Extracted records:

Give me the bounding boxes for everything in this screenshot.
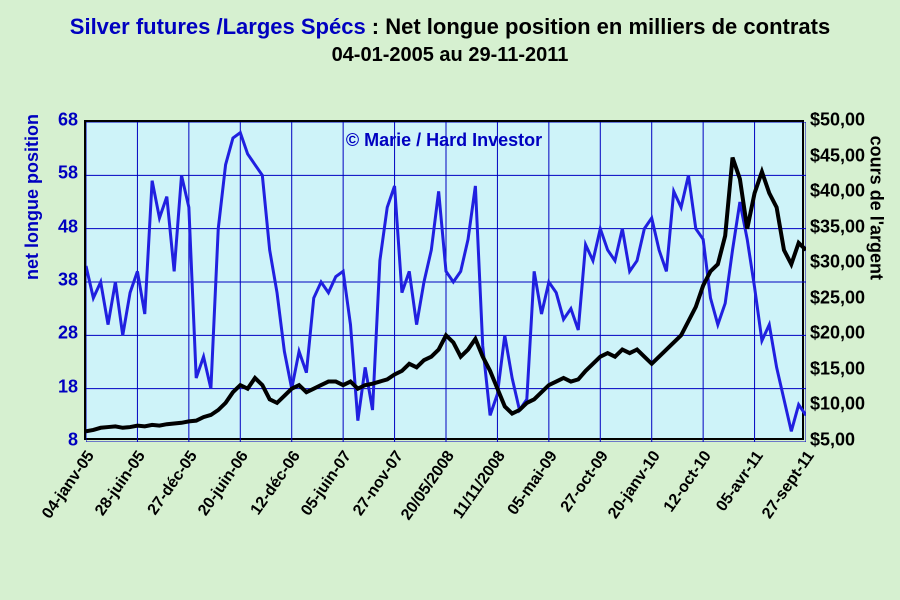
y-right-tick: $25,00 bbox=[810, 287, 865, 308]
y-left-tick: 18 bbox=[58, 376, 78, 397]
y-right-tick: $5,00 bbox=[810, 430, 855, 451]
y-left-tick: 38 bbox=[58, 270, 78, 291]
x-tick: 20-juin-06 bbox=[195, 448, 253, 520]
x-tick: 05-avr-11 bbox=[713, 448, 768, 515]
y-axis-right-label: cours de l'argent bbox=[865, 136, 886, 280]
x-tick: 27-déc-05 bbox=[144, 448, 201, 519]
x-tick: 12-déc-06 bbox=[247, 448, 304, 519]
x-tick: 20-janv-10 bbox=[605, 448, 665, 522]
chart-subtitle: 04-01-2005 au 29-11-2011 bbox=[0, 44, 900, 67]
title-black-segment: : Net longue position en milliers de con… bbox=[366, 14, 831, 39]
chart-title: Silver futures /Larges Spécs : Net longu… bbox=[0, 0, 900, 40]
y-right-tick: $30,00 bbox=[810, 252, 865, 273]
x-tick: 27-oct-09 bbox=[558, 448, 613, 516]
y-left-tick: 58 bbox=[58, 163, 78, 184]
title-blue-segment: Silver futures /Larges Spécs bbox=[70, 14, 366, 39]
y-right-tick: $20,00 bbox=[810, 323, 865, 344]
copyright-label: © Marie / Hard Investor bbox=[346, 130, 542, 151]
x-tick: 11/11/2008 bbox=[451, 448, 511, 522]
x-tick: 05-juin-07 bbox=[298, 448, 356, 520]
x-tick: 28-juin-05 bbox=[93, 448, 151, 520]
y-right-tick: $35,00 bbox=[810, 216, 865, 237]
x-tick: 27-sept-11 bbox=[759, 448, 819, 522]
x-tick: 05-mai-09 bbox=[504, 448, 561, 519]
x-tick: 27-nov-07 bbox=[350, 448, 408, 520]
y-left-tick: 68 bbox=[58, 110, 78, 131]
y-axis-left-label: net longue position bbox=[22, 114, 43, 280]
x-tick: 12-oct-10 bbox=[661, 448, 716, 516]
y-right-tick: $50,00 bbox=[810, 110, 865, 131]
y-right-tick: $15,00 bbox=[810, 358, 865, 379]
x-tick: 04-janv-05 bbox=[39, 448, 99, 522]
y-right-tick: $40,00 bbox=[810, 181, 865, 202]
y-right-tick: $10,00 bbox=[810, 394, 865, 415]
y-left-tick: 28 bbox=[58, 323, 78, 344]
y-left-tick: 48 bbox=[58, 216, 78, 237]
chart-container: Silver futures /Larges Spécs : Net longu… bbox=[0, 0, 900, 600]
plot-area: © Marie / Hard Investor 8182838485868$5,… bbox=[84, 120, 804, 440]
y-left-tick: 8 bbox=[68, 430, 78, 451]
y-right-tick: $45,00 bbox=[810, 145, 865, 166]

● **Stated task**
Reproduce every line of the material above word for word, leaving out the picture.

● **Result of the task**
Give me the bounding boxes for everything in this screenshot.
y-right-tick: $25,00 bbox=[810, 287, 865, 308]
y-left-tick: 18 bbox=[58, 376, 78, 397]
y-right-tick: $5,00 bbox=[810, 430, 855, 451]
y-left-tick: 38 bbox=[58, 270, 78, 291]
x-tick: 20-juin-06 bbox=[195, 448, 253, 520]
x-tick: 05-avr-11 bbox=[713, 448, 768, 515]
y-axis-right-label: cours de l'argent bbox=[865, 136, 886, 280]
x-tick: 27-déc-05 bbox=[144, 448, 201, 519]
x-tick: 12-déc-06 bbox=[247, 448, 304, 519]
x-tick: 20-janv-10 bbox=[605, 448, 665, 522]
chart-subtitle: 04-01-2005 au 29-11-2011 bbox=[0, 44, 900, 67]
title-black-segment: : Net longue position en milliers de con… bbox=[366, 14, 831, 39]
chart-title: Silver futures /Larges Spécs : Net longu… bbox=[0, 0, 900, 40]
y-right-tick: $30,00 bbox=[810, 252, 865, 273]
x-tick: 27-oct-09 bbox=[558, 448, 613, 516]
y-left-tick: 58 bbox=[58, 163, 78, 184]
title-blue-segment: Silver futures /Larges Spécs bbox=[70, 14, 366, 39]
y-right-tick: $20,00 bbox=[810, 323, 865, 344]
copyright-label: © Marie / Hard Investor bbox=[346, 130, 542, 151]
x-tick: 11/11/2008 bbox=[451, 448, 511, 522]
x-tick: 05-juin-07 bbox=[298, 448, 356, 520]
x-tick: 28-juin-05 bbox=[93, 448, 151, 520]
y-right-tick: $35,00 bbox=[810, 216, 865, 237]
x-tick: 27-sept-11 bbox=[759, 448, 819, 522]
x-tick: 05-mai-09 bbox=[504, 448, 561, 519]
x-tick: 27-nov-07 bbox=[350, 448, 408, 520]
y-left-tick: 68 bbox=[58, 110, 78, 131]
y-axis-left-label: net longue position bbox=[22, 114, 43, 280]
x-tick: 12-oct-10 bbox=[661, 448, 716, 516]
y-right-tick: $50,00 bbox=[810, 110, 865, 131]
y-right-tick: $15,00 bbox=[810, 358, 865, 379]
x-tick: 04-janv-05 bbox=[39, 448, 99, 522]
y-right-tick: $40,00 bbox=[810, 181, 865, 202]
y-right-tick: $10,00 bbox=[810, 394, 865, 415]
y-left-tick: 28 bbox=[58, 323, 78, 344]
y-left-tick: 48 bbox=[58, 216, 78, 237]
chart-container: Silver futures /Larges Spécs : Net longu… bbox=[0, 0, 900, 600]
plot-area: © Marie / Hard Investor 8182838485868$5,… bbox=[84, 120, 804, 440]
y-left-tick: 8 bbox=[68, 430, 78, 451]
y-right-tick: $45,00 bbox=[810, 145, 865, 166]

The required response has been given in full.